= Data tied to figure images =
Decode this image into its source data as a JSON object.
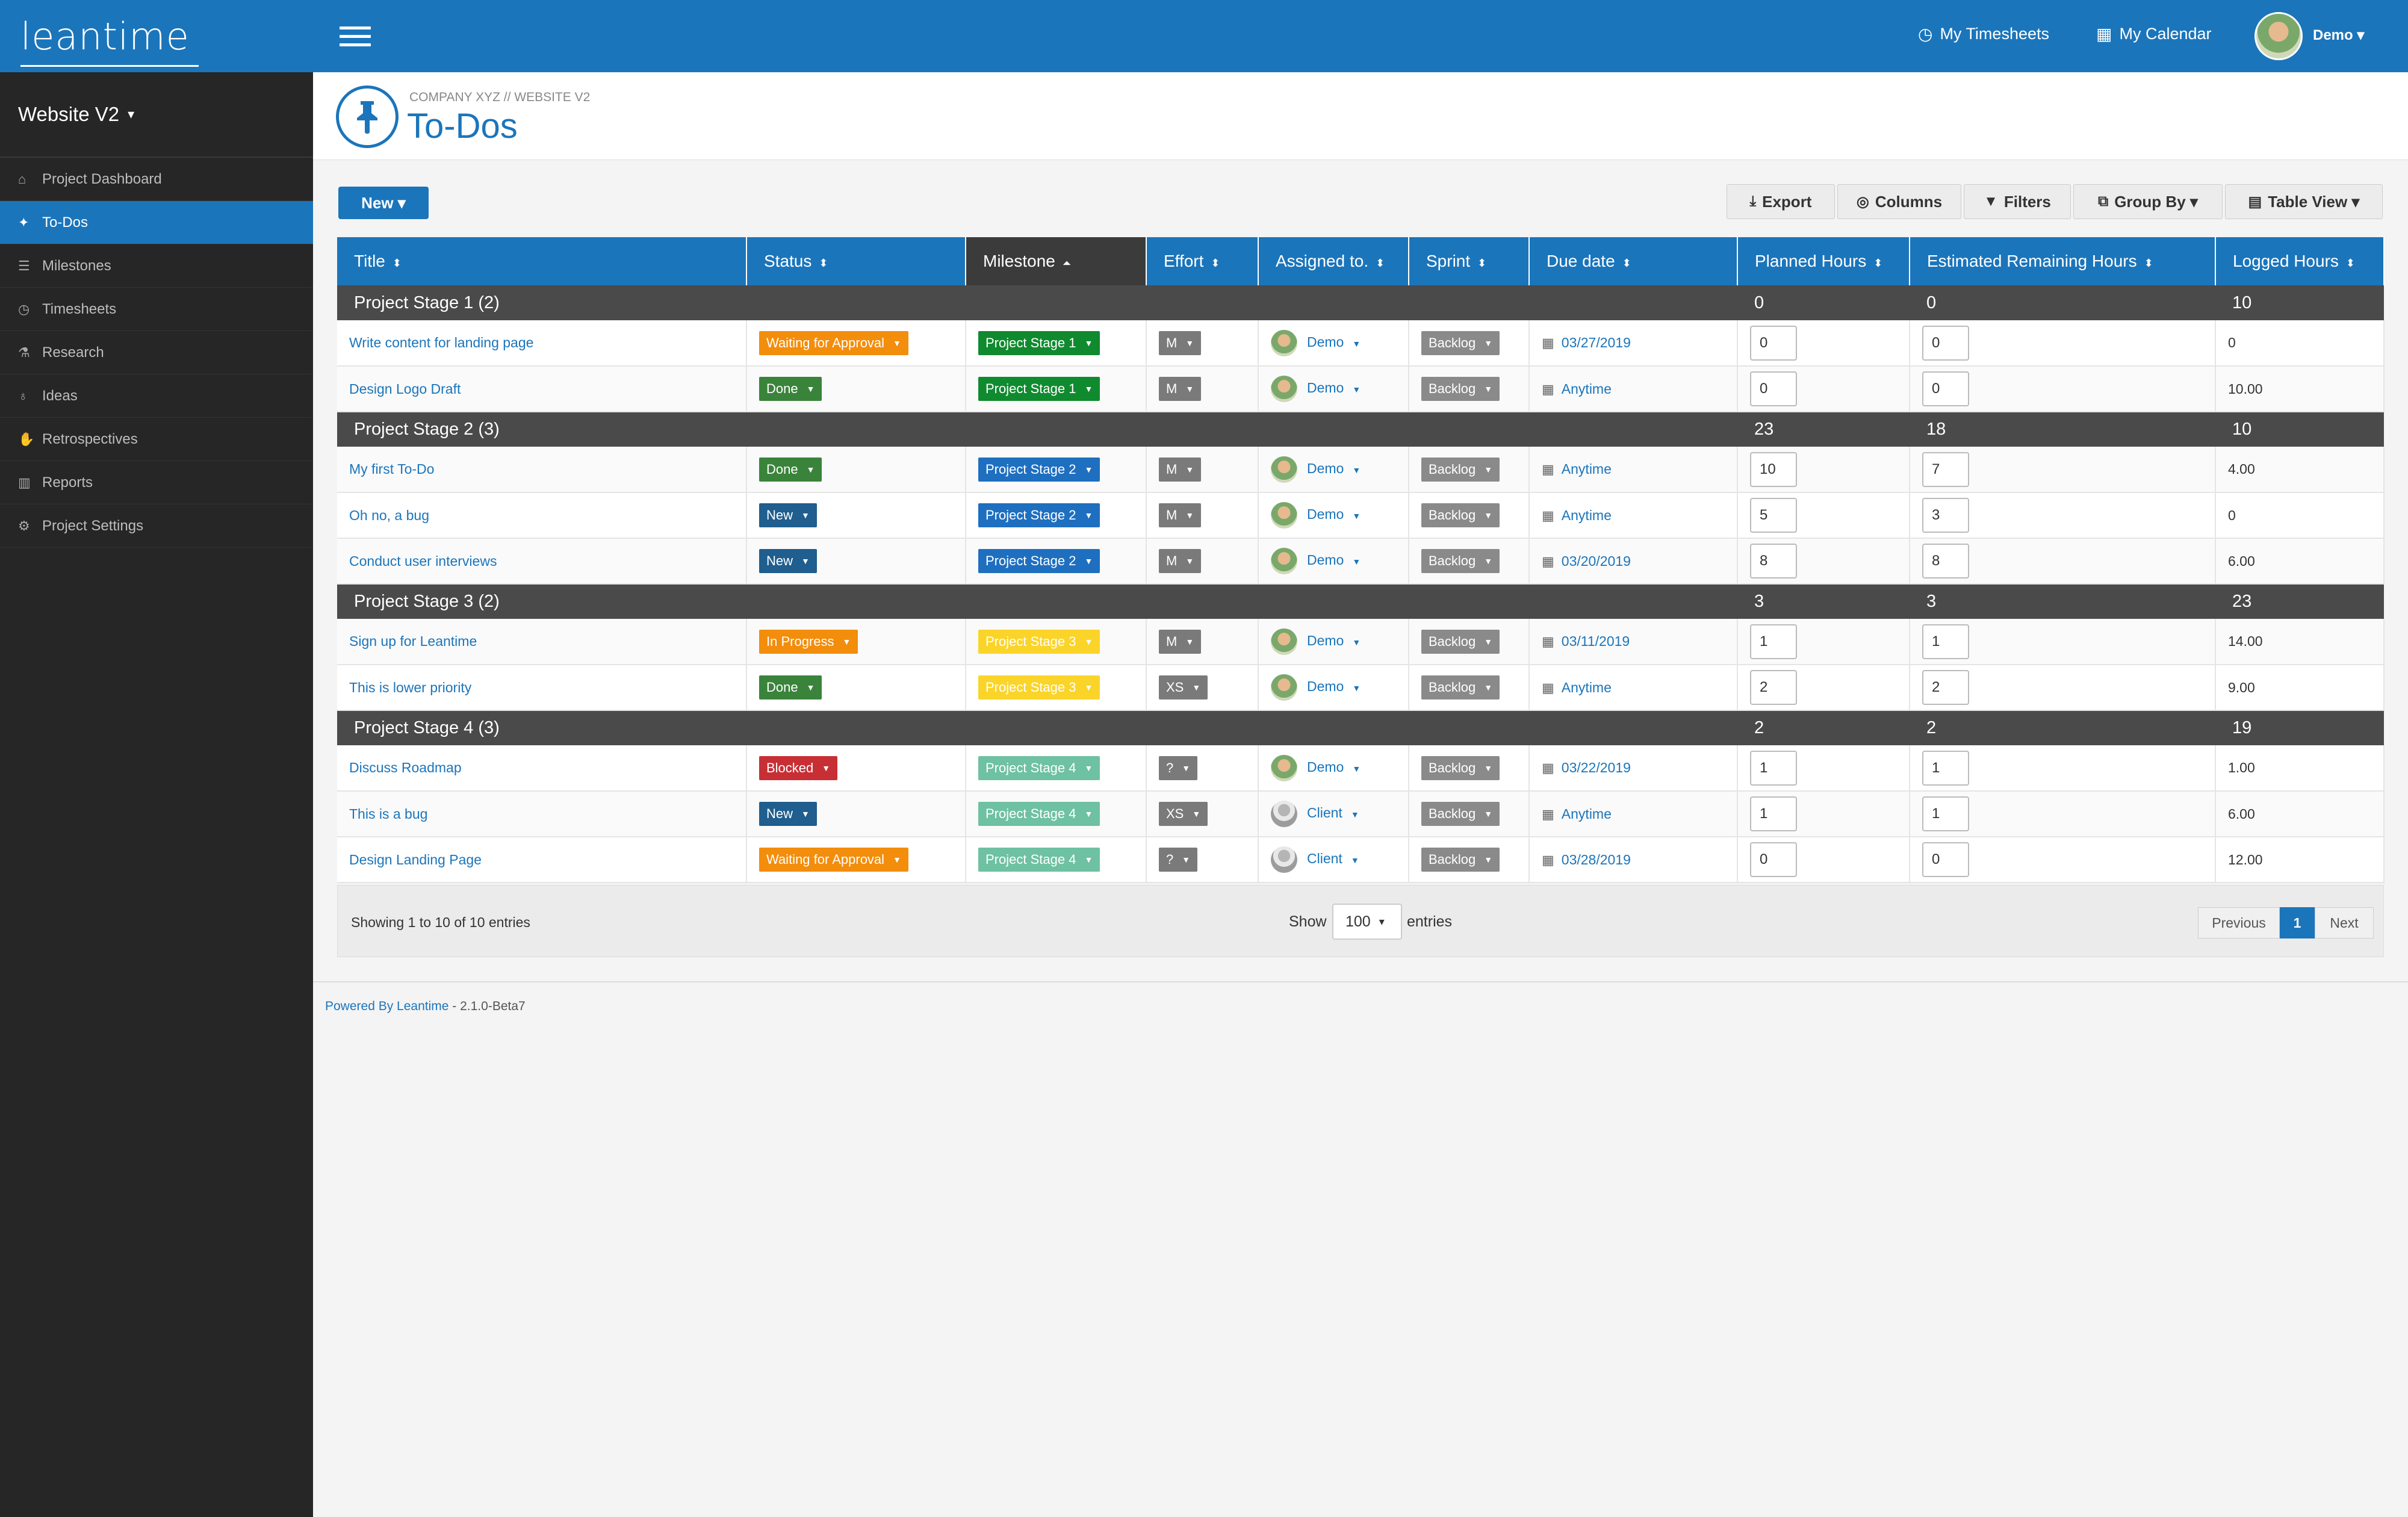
{
  "app": {
    "logo_text": "leantime",
    "project_name": "Website V2",
    "caret": "▾"
  },
  "sidebar": {
    "items": [
      {
        "label": "Project Dashboard",
        "icon": "home-icon",
        "glyph": "⌂"
      },
      {
        "label": "To-Dos",
        "icon": "pin-icon",
        "glyph": "✦"
      },
      {
        "label": "Milestones",
        "icon": "sliders-icon",
        "glyph": "☰"
      },
      {
        "label": "Timesheets",
        "icon": "clock-icon",
        "glyph": "◷"
      },
      {
        "label": "Research",
        "icon": "flask-icon",
        "glyph": "⚗"
      },
      {
        "label": "Ideas",
        "icon": "lightbulb-icon",
        "glyph": "♁"
      },
      {
        "label": "Retrospectives",
        "icon": "hand-icon",
        "glyph": "✋"
      },
      {
        "label": "Reports",
        "icon": "bar-chart-icon",
        "glyph": "▥"
      },
      {
        "label": "Project Settings",
        "icon": "gear-icon",
        "glyph": "⚙"
      }
    ],
    "active_index": 1
  },
  "topbar": {
    "timesheets_label": "My Timesheets",
    "calendar_label": "My Calendar",
    "user_name": "Demo ▾"
  },
  "header": {
    "breadcrumb": "COMPANY XYZ // WEBSITE V2",
    "title": "To-Dos"
  },
  "toolbar": {
    "new_label": "New ▾",
    "export_label": "Export",
    "columns_label": "Columns",
    "filters_label": "Filters",
    "groupby_label": "Group By ▾",
    "tableview_label": "Table View ▾"
  },
  "table": {
    "columns": [
      "Title",
      "Status",
      "Milestone",
      "Effort",
      "Assigned to.",
      "Sprint",
      "Due date",
      "Planned Hours",
      "Estimated Remaining Hours",
      "Logged Hours"
    ],
    "sort_glyph": "⬍",
    "sorted_glyph": "⏶",
    "groups": [
      {
        "label": "Project Stage 1 (2)",
        "planned": "0",
        "remaining": "0",
        "logged": "10",
        "rows": [
          {
            "title": "Write content for landing page",
            "status": "Waiting for Approval",
            "status_cls": "s-wait",
            "milestone": "Project Stage 1",
            "ms_cls": "m1",
            "effort": "M",
            "assignee": "Demo",
            "client": false,
            "sprint": "Backlog",
            "due": "03/27/2019",
            "planned": "0",
            "remaining": "0",
            "logged": "0"
          },
          {
            "title": "Design Logo Draft",
            "status": "Done",
            "status_cls": "s-done",
            "milestone": "Project Stage 1",
            "ms_cls": "m1",
            "effort": "M",
            "assignee": "Demo",
            "client": false,
            "sprint": "Backlog",
            "due": "Anytime",
            "planned": "0",
            "remaining": "0",
            "logged": "10.00"
          }
        ]
      },
      {
        "label": "Project Stage 2 (3)",
        "planned": "23",
        "remaining": "18",
        "logged": "10",
        "rows": [
          {
            "title": "My first To-Do",
            "status": "Done",
            "status_cls": "s-done",
            "milestone": "Project Stage 2",
            "ms_cls": "m2",
            "effort": "M",
            "assignee": "Demo",
            "client": false,
            "sprint": "Backlog",
            "due": "Anytime",
            "planned": "10",
            "remaining": "7",
            "logged": "4.00"
          },
          {
            "title": "Oh no, a bug",
            "status": "New",
            "status_cls": "s-new",
            "milestone": "Project Stage 2",
            "ms_cls": "m2",
            "effort": "M",
            "assignee": "Demo",
            "client": false,
            "sprint": "Backlog",
            "due": "Anytime",
            "planned": "5",
            "remaining": "3",
            "logged": "0"
          },
          {
            "title": "Conduct user interviews",
            "status": "New",
            "status_cls": "s-new",
            "milestone": "Project Stage 2",
            "ms_cls": "m2",
            "effort": "M",
            "assignee": "Demo",
            "client": false,
            "sprint": "Backlog",
            "due": "03/20/2019",
            "planned": "8",
            "remaining": "8",
            "logged": "6.00"
          }
        ]
      },
      {
        "label": "Project Stage 3 (2)",
        "planned": "3",
        "remaining": "3",
        "logged": "23",
        "rows": [
          {
            "title": "Sign up for Leantime",
            "status": "In Progress",
            "status_cls": "s-progress",
            "milestone": "Project Stage 3",
            "ms_cls": "m3",
            "effort": "M",
            "assignee": "Demo",
            "client": false,
            "sprint": "Backlog",
            "due": "03/11/2019",
            "planned": "1",
            "remaining": "1",
            "logged": "14.00"
          },
          {
            "title": "This is lower priority",
            "status": "Done",
            "status_cls": "s-done",
            "milestone": "Project Stage 3",
            "ms_cls": "m3",
            "effort": "XS",
            "assignee": "Demo",
            "client": false,
            "sprint": "Backlog",
            "due": "Anytime",
            "planned": "2",
            "remaining": "2",
            "logged": "9.00"
          }
        ]
      },
      {
        "label": "Project Stage 4 (3)",
        "planned": "2",
        "remaining": "2",
        "logged": "19",
        "rows": [
          {
            "title": "Discuss Roadmap",
            "status": "Blocked",
            "status_cls": "s-blocked",
            "milestone": "Project Stage 4",
            "ms_cls": "m4",
            "effort": "?",
            "assignee": "Demo",
            "client": false,
            "sprint": "Backlog",
            "due": "03/22/2019",
            "planned": "1",
            "remaining": "1",
            "logged": "1.00"
          },
          {
            "title": "This is a bug",
            "status": "New",
            "status_cls": "s-new",
            "milestone": "Project Stage 4",
            "ms_cls": "m4",
            "effort": "XS",
            "assignee": "Client",
            "client": true,
            "sprint": "Backlog",
            "due": "Anytime",
            "planned": "1",
            "remaining": "1",
            "logged": "6.00"
          },
          {
            "title": "Design Landing Page",
            "status": "Waiting for Approval",
            "status_cls": "s-wait",
            "milestone": "Project Stage 4",
            "ms_cls": "m4",
            "effort": "?",
            "assignee": "Client",
            "client": true,
            "sprint": "Backlog",
            "due": "03/28/2019",
            "planned": "0",
            "remaining": "0",
            "logged": "12.00"
          }
        ]
      }
    ]
  },
  "table_footer": {
    "showing": "Showing 1 to 10 of 10 entries",
    "show_label": "Show",
    "page_size": "100",
    "page_size_caret": "▾",
    "entries_label": "entries",
    "previous": "Previous",
    "current_page": "1",
    "next": "Next"
  },
  "footer": {
    "powered_link": "Powered By Leantime",
    "version": " - 2.1.0-Beta7"
  },
  "colors": {
    "brand": "#1b75bb",
    "sidebar": "#262626",
    "group_row": "#4a4a4a"
  }
}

= Task instructions =
Where a line in the entries holds the word "Timesheets", copy that line.

= Completed task =
        "label": "Timesheets",
    "timesheets_label": "My Timesheets",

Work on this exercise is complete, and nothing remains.